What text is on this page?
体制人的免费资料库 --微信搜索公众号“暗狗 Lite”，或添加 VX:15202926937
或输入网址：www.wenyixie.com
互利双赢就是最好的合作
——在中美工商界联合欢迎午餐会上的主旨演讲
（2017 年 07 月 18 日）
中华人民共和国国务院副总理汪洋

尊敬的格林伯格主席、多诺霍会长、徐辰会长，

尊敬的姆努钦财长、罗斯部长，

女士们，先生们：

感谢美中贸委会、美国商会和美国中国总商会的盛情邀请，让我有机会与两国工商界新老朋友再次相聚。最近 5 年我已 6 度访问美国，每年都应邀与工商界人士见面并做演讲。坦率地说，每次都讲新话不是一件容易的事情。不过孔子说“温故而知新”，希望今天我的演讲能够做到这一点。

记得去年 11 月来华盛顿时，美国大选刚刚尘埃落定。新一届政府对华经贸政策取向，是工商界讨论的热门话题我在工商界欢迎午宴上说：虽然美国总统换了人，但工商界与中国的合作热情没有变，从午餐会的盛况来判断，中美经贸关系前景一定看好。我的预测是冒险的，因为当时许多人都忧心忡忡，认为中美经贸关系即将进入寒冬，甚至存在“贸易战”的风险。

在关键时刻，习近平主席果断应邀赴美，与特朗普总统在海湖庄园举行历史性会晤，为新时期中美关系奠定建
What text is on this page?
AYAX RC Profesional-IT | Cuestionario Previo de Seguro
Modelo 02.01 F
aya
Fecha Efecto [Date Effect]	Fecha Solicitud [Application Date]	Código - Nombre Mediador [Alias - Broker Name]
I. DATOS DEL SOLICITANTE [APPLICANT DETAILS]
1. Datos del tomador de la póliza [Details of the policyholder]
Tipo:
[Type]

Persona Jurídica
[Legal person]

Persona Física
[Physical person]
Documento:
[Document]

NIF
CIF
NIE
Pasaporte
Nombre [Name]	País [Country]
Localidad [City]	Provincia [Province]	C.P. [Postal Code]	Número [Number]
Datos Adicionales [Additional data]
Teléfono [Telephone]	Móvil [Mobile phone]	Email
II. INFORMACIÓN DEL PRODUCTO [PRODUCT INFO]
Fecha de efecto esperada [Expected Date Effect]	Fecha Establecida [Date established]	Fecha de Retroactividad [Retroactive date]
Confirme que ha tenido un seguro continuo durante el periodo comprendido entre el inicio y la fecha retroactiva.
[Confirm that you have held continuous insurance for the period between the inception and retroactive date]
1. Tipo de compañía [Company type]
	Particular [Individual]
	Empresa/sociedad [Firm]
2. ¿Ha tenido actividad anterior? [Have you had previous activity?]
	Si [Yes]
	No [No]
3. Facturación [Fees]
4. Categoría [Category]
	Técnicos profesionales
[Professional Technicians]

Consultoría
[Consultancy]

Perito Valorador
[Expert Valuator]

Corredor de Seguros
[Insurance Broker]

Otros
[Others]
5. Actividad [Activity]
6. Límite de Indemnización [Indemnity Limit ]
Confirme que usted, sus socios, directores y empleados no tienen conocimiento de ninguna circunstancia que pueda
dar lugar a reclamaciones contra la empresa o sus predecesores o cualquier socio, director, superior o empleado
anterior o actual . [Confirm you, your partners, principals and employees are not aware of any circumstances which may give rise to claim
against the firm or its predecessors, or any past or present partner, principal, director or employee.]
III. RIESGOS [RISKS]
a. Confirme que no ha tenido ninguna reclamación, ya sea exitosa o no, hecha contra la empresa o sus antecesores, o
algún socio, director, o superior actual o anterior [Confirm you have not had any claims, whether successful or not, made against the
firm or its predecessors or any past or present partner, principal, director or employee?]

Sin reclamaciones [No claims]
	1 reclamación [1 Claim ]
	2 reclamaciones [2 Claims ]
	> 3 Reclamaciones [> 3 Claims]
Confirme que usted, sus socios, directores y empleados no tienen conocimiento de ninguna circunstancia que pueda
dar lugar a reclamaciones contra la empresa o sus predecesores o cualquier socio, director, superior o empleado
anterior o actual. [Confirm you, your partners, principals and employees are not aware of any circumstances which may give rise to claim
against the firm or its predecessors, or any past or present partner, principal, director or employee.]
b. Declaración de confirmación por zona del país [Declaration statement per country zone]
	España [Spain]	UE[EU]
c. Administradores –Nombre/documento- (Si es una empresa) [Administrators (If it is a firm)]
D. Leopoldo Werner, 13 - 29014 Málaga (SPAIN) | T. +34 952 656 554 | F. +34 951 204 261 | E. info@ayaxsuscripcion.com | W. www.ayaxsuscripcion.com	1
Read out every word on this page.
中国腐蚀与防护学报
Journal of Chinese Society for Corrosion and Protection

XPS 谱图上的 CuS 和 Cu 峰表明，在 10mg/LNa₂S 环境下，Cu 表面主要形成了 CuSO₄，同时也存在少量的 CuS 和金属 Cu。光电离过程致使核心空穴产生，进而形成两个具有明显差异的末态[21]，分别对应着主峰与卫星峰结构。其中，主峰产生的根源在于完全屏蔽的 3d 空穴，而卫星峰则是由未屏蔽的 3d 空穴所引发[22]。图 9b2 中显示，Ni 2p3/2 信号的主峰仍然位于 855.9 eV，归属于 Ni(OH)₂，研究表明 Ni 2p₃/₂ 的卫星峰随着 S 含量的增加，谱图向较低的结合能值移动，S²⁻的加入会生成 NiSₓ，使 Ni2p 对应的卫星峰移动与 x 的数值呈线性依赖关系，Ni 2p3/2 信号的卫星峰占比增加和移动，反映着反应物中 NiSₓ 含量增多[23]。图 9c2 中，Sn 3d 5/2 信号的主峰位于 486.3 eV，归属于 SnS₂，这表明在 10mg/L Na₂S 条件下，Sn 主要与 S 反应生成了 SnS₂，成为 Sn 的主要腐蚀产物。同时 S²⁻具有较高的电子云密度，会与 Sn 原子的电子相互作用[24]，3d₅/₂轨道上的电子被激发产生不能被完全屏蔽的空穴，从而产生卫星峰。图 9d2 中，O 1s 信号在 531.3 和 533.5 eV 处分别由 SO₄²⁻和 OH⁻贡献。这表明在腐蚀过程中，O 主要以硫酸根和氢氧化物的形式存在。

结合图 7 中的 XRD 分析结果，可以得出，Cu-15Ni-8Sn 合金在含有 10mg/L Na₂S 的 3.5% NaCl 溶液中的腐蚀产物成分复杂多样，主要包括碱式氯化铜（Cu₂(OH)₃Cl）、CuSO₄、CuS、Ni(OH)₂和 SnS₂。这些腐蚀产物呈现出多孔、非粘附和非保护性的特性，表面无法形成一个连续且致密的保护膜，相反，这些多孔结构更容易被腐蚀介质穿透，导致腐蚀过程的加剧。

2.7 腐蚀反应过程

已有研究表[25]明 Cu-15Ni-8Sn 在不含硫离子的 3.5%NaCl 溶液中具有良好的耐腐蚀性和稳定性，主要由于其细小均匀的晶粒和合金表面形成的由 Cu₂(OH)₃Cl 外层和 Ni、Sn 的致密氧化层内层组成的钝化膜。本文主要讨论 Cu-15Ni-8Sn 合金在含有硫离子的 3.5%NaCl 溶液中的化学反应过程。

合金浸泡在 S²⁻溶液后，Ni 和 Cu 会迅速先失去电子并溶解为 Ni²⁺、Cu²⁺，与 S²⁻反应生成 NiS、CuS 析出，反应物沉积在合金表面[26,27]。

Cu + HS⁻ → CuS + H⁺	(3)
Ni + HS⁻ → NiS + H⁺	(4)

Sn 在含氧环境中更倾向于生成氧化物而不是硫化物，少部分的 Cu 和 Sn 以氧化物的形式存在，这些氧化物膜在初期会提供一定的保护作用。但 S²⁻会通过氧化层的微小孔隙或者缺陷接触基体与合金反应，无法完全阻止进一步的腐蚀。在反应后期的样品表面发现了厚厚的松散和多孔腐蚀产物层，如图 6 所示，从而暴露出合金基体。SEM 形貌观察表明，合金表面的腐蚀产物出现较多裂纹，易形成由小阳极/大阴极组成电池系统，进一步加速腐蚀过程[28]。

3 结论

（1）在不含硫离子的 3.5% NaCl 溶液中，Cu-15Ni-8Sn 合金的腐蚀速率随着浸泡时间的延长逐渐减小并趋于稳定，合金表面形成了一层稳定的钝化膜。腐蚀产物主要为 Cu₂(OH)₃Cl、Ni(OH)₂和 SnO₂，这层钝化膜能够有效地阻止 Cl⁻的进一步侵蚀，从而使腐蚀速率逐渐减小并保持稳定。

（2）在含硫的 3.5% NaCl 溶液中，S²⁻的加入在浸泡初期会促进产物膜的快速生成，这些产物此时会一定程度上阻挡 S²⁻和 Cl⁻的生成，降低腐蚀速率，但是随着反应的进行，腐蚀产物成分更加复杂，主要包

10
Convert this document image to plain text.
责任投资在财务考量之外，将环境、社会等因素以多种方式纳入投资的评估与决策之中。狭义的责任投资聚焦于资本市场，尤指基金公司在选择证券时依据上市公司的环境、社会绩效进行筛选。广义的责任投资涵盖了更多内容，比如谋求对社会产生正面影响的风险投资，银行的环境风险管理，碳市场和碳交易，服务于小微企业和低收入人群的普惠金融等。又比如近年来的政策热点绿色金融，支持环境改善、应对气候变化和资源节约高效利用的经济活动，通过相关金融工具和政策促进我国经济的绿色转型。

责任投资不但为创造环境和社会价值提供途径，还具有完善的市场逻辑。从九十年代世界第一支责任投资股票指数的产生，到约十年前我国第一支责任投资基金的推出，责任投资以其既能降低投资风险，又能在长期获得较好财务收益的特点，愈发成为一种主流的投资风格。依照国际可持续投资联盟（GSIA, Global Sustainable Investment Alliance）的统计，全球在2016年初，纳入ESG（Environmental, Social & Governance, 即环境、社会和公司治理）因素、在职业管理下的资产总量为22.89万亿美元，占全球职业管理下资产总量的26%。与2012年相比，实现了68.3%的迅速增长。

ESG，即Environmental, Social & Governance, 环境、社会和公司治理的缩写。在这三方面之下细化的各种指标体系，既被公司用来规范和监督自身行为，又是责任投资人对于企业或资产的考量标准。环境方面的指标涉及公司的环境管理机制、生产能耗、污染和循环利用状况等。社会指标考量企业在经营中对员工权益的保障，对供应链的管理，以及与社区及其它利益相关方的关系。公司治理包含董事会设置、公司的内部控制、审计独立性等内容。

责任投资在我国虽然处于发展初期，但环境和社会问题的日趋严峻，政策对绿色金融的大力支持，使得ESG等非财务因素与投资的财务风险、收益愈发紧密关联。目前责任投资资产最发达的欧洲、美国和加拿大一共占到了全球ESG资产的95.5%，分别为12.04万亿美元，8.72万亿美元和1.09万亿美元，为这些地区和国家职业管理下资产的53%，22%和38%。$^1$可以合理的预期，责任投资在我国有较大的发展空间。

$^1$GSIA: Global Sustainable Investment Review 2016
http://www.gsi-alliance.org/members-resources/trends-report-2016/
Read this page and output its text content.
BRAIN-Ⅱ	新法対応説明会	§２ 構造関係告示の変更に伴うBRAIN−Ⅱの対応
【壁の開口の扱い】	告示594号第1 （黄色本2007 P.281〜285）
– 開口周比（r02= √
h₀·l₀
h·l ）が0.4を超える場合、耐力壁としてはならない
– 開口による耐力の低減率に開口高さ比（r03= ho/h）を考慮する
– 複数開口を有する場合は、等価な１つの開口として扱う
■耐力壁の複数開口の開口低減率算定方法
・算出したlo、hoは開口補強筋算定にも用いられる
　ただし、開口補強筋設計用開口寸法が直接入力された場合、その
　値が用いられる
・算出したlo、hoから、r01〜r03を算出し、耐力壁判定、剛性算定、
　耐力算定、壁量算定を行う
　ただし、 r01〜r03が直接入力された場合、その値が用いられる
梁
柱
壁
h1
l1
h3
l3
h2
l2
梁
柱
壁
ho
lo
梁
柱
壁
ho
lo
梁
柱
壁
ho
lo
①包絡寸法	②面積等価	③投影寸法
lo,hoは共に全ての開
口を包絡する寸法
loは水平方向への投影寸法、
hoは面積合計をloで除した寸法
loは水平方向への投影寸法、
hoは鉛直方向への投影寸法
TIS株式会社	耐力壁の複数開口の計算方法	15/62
• • • • • • •
▶ _THE EXERCISE_
Repeat, without change, each line of the data above from the one that contains "Read this page and output its text content." through the final line, counting both.

▶ _RESULT OF THE EXERCISE_
Read this page and output its text content.
BRAIN-Ⅱ	新法対応説明会	§２ 構造関係告示の変更に伴うBRAIN−Ⅱの対応
【壁の開口の扱い】	告示594号第1 （黄色本2007 P.281〜285）
– 開口周比（r02= √
h₀·l₀
h·l ）が0.4を超える場合、耐力壁としてはならない
– 開口による耐力の低減率に開口高さ比（r03= ho/h）を考慮する
– 複数開口を有する場合は、等価な１つの開口として扱う
■耐力壁の複数開口の開口低減率算定方法
・算出したlo、hoは開口補強筋算定にも用いられる
　ただし、開口補強筋設計用開口寸法が直接入力された場合、その
　値が用いられる
・算出したlo、hoから、r01〜r03を算出し、耐力壁判定、剛性算定、
　耐力算定、壁量算定を行う
　ただし、 r01〜r03が直接入力された場合、その値が用いられる
梁
柱
壁
h1
l1
h3
l3
h2
l2
梁
柱
壁
ho
lo
梁
柱
壁
ho
lo
梁
柱
壁
ho
lo
①包絡寸法	②面積等価	③投影寸法
lo,hoは共に全ての開
口を包絡する寸法
loは水平方向への投影寸法、
hoは面積合計をloで除した寸法
loは水平方向への投影寸法、
hoは鉛直方向への投影寸法
TIS株式会社	耐力壁の複数開口の計算方法	15/62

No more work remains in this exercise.